**What this task involves:** Determine the number of lines in the listing below in which the word "medical" is present, and state it without comment.

**Entries shown:**
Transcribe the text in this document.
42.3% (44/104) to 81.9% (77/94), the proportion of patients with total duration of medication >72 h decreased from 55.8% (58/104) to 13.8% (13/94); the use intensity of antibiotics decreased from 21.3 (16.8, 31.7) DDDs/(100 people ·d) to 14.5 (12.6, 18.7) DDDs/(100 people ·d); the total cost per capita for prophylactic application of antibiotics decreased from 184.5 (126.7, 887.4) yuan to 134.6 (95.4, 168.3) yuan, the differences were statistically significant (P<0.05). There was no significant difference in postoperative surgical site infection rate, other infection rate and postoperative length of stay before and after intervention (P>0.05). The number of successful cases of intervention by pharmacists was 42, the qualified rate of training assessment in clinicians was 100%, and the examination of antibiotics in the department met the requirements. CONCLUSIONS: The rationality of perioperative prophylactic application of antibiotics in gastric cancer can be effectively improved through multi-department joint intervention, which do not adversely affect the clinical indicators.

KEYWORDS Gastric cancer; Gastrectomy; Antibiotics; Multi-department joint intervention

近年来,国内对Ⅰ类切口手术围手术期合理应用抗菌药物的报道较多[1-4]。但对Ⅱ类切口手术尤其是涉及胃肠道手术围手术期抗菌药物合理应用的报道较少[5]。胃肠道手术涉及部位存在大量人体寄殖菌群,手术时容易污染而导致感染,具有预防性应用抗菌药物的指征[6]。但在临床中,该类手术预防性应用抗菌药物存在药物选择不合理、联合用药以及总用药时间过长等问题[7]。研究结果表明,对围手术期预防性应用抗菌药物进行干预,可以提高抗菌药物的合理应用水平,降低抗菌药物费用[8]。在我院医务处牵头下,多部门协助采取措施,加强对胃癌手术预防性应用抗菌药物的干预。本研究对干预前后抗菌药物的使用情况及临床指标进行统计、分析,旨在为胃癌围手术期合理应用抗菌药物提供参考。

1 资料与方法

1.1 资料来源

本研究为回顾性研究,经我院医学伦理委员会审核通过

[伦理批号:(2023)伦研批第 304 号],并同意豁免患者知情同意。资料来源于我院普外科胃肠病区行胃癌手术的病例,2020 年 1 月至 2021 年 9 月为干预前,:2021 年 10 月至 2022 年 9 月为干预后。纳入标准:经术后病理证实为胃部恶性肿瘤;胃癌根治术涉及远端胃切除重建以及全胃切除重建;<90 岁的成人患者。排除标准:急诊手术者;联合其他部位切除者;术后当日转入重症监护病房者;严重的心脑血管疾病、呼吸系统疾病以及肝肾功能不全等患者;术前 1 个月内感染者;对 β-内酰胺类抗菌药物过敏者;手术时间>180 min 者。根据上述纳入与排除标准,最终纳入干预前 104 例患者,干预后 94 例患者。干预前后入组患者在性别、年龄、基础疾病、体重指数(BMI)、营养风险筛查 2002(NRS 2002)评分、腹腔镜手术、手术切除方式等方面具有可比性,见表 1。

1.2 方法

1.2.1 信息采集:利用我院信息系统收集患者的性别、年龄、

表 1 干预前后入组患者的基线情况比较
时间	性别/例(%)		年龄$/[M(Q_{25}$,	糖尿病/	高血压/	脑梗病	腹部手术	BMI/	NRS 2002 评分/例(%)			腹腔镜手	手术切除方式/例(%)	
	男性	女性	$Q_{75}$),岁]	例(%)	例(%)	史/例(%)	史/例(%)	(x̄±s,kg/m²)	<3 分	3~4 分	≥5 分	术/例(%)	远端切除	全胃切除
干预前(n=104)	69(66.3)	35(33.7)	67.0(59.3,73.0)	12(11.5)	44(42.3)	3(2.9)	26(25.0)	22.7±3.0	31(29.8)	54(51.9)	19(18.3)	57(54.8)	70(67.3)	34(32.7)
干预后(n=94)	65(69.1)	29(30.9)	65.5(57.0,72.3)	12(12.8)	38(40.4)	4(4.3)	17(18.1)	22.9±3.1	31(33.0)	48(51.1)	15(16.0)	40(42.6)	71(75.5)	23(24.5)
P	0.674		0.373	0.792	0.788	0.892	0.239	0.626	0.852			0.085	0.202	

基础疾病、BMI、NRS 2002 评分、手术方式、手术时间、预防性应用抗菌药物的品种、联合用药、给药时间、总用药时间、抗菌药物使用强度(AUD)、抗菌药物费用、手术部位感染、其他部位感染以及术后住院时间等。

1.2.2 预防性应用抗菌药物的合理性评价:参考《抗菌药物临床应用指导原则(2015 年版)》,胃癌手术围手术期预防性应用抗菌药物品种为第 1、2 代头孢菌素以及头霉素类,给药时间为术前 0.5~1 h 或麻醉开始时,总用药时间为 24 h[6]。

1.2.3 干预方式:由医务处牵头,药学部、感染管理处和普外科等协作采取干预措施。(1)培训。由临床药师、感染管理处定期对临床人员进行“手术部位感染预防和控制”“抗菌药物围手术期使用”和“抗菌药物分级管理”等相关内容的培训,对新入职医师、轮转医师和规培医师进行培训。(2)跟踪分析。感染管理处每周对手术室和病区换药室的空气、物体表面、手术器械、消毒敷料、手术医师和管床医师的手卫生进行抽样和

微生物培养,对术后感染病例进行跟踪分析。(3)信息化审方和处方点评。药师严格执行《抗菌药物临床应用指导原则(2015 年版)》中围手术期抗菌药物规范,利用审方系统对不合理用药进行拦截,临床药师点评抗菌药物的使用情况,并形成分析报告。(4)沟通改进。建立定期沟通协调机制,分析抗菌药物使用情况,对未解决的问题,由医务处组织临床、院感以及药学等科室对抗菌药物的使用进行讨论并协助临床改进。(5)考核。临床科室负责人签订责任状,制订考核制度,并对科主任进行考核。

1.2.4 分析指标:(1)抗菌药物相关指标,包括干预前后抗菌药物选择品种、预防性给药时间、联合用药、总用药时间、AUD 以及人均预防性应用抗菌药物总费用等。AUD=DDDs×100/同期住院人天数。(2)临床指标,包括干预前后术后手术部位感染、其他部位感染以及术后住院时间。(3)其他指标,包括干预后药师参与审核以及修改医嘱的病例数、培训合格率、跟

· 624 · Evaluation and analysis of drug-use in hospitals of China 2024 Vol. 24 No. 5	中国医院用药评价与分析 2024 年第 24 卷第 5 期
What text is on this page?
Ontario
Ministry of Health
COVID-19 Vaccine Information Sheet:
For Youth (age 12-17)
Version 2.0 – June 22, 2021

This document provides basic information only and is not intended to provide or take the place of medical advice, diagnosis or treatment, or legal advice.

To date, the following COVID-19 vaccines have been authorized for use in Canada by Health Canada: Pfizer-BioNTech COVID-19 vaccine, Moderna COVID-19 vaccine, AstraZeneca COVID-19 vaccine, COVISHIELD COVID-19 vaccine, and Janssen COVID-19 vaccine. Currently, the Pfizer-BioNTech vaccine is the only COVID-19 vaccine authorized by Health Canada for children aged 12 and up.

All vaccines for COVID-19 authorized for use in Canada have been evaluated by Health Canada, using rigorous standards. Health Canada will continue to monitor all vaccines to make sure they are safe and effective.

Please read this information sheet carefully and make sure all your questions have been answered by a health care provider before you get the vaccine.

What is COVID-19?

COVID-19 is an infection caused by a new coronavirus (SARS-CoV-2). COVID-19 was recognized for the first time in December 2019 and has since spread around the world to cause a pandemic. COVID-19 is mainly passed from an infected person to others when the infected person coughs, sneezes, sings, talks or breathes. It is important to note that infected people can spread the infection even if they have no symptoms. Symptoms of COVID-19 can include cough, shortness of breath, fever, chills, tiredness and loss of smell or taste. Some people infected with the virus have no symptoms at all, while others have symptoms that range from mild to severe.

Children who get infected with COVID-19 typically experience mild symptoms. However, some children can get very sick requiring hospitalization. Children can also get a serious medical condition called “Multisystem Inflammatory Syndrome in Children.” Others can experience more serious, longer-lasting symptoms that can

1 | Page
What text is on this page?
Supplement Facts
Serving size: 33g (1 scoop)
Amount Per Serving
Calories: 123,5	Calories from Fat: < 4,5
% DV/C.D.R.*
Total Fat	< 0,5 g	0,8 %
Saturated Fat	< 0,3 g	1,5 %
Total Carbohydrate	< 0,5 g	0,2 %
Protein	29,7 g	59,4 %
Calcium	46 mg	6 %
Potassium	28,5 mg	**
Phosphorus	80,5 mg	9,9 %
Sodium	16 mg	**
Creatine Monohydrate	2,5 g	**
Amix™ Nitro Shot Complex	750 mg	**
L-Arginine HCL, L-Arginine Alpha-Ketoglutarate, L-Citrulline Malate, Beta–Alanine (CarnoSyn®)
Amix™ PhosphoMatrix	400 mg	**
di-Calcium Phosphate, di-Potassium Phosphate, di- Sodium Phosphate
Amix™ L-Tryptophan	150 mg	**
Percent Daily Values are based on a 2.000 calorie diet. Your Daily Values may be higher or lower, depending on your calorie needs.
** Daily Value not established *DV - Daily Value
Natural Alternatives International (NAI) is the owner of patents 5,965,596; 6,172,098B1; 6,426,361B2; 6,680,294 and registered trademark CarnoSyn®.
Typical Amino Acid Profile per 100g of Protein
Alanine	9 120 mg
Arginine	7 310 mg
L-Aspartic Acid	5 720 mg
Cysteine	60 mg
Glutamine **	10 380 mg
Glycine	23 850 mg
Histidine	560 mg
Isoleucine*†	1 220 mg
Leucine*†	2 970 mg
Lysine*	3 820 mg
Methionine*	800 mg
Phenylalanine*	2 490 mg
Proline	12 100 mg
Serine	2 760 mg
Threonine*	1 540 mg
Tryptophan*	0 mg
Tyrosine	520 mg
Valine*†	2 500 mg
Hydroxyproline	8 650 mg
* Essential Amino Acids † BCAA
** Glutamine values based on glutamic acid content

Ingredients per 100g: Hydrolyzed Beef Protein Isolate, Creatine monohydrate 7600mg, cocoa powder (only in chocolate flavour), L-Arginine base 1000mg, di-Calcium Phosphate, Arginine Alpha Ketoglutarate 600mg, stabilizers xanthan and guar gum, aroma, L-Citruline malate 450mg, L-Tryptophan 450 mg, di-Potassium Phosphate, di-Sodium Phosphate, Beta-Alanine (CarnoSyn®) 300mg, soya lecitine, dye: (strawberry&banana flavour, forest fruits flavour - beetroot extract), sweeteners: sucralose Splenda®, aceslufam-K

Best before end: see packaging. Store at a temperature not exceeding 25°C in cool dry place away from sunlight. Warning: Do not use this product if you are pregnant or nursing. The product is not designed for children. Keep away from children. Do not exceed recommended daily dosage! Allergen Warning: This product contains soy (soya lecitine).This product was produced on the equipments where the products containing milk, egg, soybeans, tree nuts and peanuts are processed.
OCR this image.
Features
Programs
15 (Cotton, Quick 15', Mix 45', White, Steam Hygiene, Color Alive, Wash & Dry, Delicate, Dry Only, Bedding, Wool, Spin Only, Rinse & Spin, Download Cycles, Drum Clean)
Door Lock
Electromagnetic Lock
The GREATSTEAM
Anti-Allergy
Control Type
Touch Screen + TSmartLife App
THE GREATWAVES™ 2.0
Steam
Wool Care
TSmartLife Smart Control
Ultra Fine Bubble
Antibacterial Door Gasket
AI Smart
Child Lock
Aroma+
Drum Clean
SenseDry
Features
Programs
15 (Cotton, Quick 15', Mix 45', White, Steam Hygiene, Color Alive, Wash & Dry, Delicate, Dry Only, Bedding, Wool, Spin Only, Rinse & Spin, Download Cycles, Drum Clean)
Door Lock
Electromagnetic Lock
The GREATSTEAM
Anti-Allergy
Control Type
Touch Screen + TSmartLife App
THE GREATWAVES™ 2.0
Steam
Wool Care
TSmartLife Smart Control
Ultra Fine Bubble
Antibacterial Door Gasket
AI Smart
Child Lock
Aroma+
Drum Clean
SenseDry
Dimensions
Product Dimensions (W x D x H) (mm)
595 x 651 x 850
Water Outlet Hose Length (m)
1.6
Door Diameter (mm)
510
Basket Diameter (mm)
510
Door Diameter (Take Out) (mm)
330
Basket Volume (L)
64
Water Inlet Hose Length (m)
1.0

**Solution for this exercise:** 2